Problem to work on:
Return all of the data exactly as given.

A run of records
— Start —

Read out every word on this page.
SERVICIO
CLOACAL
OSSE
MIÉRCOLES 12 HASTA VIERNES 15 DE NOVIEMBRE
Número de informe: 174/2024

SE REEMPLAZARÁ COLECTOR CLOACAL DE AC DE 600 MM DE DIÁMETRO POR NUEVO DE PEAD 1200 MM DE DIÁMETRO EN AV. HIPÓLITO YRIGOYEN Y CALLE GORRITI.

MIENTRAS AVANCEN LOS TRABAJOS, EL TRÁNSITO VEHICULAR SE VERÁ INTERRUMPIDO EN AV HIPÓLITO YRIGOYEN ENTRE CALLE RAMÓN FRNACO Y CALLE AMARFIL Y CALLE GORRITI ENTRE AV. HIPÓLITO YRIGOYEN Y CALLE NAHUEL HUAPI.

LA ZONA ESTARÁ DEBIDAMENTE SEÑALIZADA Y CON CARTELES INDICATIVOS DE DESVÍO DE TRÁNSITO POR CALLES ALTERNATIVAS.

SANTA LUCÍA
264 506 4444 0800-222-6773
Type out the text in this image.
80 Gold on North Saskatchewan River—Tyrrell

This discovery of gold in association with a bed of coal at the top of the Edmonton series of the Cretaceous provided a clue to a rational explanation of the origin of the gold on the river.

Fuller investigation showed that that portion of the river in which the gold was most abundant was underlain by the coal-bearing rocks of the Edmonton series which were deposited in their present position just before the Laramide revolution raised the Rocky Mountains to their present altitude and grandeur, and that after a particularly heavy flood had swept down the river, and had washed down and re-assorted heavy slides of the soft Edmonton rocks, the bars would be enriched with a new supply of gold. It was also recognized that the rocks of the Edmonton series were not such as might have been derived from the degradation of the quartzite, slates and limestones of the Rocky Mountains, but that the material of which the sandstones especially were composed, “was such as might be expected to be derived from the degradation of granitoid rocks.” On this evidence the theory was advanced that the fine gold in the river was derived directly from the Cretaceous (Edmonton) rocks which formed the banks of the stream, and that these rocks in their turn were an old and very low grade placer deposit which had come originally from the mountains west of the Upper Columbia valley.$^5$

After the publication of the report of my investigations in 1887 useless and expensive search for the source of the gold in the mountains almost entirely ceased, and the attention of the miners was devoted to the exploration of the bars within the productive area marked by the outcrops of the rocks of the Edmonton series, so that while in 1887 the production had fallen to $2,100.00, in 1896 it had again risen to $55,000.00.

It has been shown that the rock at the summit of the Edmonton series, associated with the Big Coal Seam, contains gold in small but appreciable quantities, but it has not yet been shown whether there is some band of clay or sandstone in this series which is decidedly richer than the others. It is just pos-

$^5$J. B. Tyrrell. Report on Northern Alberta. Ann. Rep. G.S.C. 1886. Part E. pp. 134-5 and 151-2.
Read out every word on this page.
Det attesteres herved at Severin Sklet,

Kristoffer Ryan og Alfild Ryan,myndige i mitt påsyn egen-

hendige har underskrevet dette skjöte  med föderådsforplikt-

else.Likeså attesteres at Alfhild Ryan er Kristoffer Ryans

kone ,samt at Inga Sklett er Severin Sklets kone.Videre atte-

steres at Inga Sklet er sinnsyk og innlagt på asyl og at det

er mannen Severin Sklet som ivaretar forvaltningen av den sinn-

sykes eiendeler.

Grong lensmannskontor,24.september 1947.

— End —

Task result:
Read out every word on this page.
SERVICIO
CLOACAL
OSSE
MIÉRCOLES 12 HASTA VIERNES 15 DE NOVIEMBRE
Número de informe: 174/2024

SE REEMPLAZARÁ COLECTOR CLOACAL DE AC DE 600 MM DE DIÁMETRO POR NUEVO DE PEAD 1200 MM DE DIÁMETRO EN AV. HIPÓLITO YRIGOYEN Y CALLE GORRITI.

MIENTRAS AVANCEN LOS TRABAJOS, EL TRÁNSITO VEHICULAR SE VERÁ INTERRUMPIDO EN AV HIPÓLITO YRIGOYEN ENTRE CALLE RAMÓN FRNACO Y CALLE AMARFIL Y CALLE GORRITI ENTRE AV. HIPÓLITO YRIGOYEN Y CALLE NAHUEL HUAPI.

LA ZONA ESTARÁ DEBIDAMENTE SEÑALIZADA Y CON CARTELES INDICATIVOS DE DESVÍO DE TRÁNSITO POR CALLES ALTERNATIVAS.

SANTA LUCÍA
264 506 4444 0800-222-6773
Type out the text in this image.
80 Gold on North Saskatchewan River—Tyrrell

This discovery of gold in association with a bed of coal at the top of the Edmonton series of the Cretaceous provided a clue to a rational explanation of the origin of the gold on the river.

Fuller investigation showed that that portion of the river in which the gold was most abundant was underlain by the coal-bearing rocks of the Edmonton series which were deposited in their present position just before the Laramide revolution raised the Rocky Mountains to their present altitude and grandeur, and that after a particularly heavy flood had swept down the river, and had washed down and re-assorted heavy slides of the soft Edmonton rocks, the bars would be enriched with a new supply of gold. It was also recognized that the rocks of the Edmonton series were not such as might have been derived from the degradation of the quartzite, slates and limestones of the Rocky Mountains, but that the material of which the sandstones especially were composed, “was such as might be expected to be derived from the degradation of granitoid rocks.” On this evidence the theory was advanced that the fine gold in the river was derived directly from the Cretaceous (Edmonton) rocks which formed the banks of the stream, and that these rocks in their turn were an old and very low grade placer deposit which had come originally from the mountains west of the Upper Columbia valley.$^5$

After the publication of the report of my investigations in 1887 useless and expensive search for the source of the gold in the mountains almost entirely ceased, and the attention of the miners was devoted to the exploration of the bars within the productive area marked by the outcrops of the rocks of the Edmonton series, so that while in 1887 the production had fallen to $2,100.00, in 1896 it had again risen to $55,000.00.

It has been shown that the rock at the summit of the Edmonton series, associated with the Big Coal Seam, contains gold in small but appreciable quantities, but it has not yet been shown whether there is some band of clay or sandstone in this series which is decidedly richer than the others. It is just pos-

$^5$J. B. Tyrrell. Report on Northern Alberta. Ann. Rep. G.S.C. 1886. Part E. pp. 134-5 and 151-2.
Read out every word on this page.
Det attesteres herved at Severin Sklet,

Kristoffer Ryan og Alfild Ryan,myndige i mitt påsyn egen-

hendige har underskrevet dette skjöte  med föderådsforplikt-

else.Likeså attesteres at Alfhild Ryan er Kristoffer Ryans

kone ,samt at Inga Sklett er Severin Sklets kone.Videre atte-

steres at Inga Sklet er sinnsyk og innlagt på asyl og at det

er mannen Severin Sklet som ivaretar forvaltningen av den sinn-

sykes eiendeler.

Grong lensmannskontor,24.september 1947.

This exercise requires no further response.